# [What you are asked to do]
Copy every line of the entries that includes the word "including".

# [Records for this task]

════════════════

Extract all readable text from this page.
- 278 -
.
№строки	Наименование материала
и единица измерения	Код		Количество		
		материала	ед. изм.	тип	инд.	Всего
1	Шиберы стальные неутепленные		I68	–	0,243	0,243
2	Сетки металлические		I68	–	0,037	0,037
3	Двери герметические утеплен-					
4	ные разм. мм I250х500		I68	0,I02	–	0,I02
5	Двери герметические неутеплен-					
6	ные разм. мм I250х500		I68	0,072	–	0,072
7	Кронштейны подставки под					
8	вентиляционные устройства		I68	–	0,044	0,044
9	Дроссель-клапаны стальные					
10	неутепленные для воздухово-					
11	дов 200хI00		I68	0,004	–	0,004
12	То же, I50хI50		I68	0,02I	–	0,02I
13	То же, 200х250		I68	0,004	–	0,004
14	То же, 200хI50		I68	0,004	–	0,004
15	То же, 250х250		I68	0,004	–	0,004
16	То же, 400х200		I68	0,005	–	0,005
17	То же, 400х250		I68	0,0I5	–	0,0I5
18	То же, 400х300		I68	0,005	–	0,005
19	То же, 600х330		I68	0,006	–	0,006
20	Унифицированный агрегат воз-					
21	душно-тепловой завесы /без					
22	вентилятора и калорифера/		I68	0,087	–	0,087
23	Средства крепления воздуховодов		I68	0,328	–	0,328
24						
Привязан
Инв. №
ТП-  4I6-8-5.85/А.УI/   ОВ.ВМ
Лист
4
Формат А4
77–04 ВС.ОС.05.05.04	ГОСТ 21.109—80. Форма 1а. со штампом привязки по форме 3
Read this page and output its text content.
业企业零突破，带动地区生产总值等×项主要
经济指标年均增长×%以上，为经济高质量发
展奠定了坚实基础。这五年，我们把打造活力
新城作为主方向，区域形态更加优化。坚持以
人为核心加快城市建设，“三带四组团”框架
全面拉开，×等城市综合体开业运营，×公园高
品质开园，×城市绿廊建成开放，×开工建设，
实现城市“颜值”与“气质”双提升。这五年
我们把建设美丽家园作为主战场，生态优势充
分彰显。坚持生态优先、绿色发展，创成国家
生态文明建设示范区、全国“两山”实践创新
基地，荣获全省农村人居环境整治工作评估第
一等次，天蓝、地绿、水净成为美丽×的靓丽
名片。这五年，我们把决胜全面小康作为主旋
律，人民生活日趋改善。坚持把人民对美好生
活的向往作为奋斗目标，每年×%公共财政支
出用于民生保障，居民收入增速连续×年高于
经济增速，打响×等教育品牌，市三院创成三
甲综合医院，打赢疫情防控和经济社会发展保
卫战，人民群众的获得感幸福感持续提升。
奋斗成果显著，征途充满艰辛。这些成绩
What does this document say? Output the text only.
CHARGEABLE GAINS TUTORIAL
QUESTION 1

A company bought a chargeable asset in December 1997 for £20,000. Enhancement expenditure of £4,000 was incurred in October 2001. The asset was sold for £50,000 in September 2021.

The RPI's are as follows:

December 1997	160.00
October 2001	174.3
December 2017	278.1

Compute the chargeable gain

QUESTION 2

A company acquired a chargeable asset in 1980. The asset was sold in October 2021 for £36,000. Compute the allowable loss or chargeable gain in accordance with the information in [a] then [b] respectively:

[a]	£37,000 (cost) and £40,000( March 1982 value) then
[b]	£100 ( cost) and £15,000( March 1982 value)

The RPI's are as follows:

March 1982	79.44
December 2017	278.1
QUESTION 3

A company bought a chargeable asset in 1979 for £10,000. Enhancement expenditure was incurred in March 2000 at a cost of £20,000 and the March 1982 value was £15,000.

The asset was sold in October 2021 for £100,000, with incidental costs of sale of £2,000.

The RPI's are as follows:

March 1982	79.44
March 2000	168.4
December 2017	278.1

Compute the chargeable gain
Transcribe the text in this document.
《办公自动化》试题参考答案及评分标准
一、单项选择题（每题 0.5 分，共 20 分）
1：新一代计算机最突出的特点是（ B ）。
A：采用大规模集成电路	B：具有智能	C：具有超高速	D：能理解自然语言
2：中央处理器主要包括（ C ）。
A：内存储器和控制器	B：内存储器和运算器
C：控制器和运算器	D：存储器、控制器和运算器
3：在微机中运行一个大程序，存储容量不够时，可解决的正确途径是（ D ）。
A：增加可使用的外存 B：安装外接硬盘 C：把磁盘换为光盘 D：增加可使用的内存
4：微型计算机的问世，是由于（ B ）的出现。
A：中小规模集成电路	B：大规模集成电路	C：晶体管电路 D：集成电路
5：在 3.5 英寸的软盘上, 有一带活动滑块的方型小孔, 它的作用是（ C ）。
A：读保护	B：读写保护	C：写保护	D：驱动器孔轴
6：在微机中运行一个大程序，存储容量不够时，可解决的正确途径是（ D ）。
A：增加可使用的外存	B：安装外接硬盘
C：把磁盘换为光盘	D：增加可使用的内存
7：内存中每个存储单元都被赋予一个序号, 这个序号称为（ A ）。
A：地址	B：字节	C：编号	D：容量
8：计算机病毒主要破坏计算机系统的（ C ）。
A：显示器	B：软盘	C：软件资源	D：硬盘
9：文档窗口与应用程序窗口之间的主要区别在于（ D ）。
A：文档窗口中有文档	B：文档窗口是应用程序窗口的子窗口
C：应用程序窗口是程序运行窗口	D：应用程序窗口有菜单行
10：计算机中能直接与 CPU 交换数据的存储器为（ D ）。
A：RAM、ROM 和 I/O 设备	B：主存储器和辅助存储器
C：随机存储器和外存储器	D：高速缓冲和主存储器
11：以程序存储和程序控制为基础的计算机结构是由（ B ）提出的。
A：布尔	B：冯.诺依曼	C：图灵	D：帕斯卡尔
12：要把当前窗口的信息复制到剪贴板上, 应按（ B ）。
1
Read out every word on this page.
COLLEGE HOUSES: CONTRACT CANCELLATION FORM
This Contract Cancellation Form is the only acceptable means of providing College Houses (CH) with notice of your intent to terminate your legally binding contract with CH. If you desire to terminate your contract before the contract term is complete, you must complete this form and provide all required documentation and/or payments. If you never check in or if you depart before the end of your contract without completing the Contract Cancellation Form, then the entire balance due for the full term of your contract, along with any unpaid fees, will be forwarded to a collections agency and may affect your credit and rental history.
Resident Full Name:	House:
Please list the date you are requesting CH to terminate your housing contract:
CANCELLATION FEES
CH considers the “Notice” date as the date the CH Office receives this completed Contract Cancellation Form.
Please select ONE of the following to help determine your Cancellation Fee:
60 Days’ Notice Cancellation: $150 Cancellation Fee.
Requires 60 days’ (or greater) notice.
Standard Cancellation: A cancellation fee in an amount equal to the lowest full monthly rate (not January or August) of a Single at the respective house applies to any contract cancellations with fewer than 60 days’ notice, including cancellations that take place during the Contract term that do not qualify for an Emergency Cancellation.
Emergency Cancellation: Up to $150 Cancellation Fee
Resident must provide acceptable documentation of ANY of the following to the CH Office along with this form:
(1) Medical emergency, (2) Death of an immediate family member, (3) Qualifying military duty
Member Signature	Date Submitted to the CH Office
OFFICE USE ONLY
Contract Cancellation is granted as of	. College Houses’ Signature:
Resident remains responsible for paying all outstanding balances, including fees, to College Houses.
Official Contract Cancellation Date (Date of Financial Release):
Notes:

════════════════

# [Answer below]
Standard Cancellation: A cancellation fee in an amount equal to the lowest full monthly rate (not January or August) of a Single at the respective house applies to any contract cancellations with fewer than 60 days’ notice, including cancellations that take place during the Contract term that do not qualify for an Emergency Cancellation.
Resident remains responsible for paying all outstanding balances, including fees, to College Houses.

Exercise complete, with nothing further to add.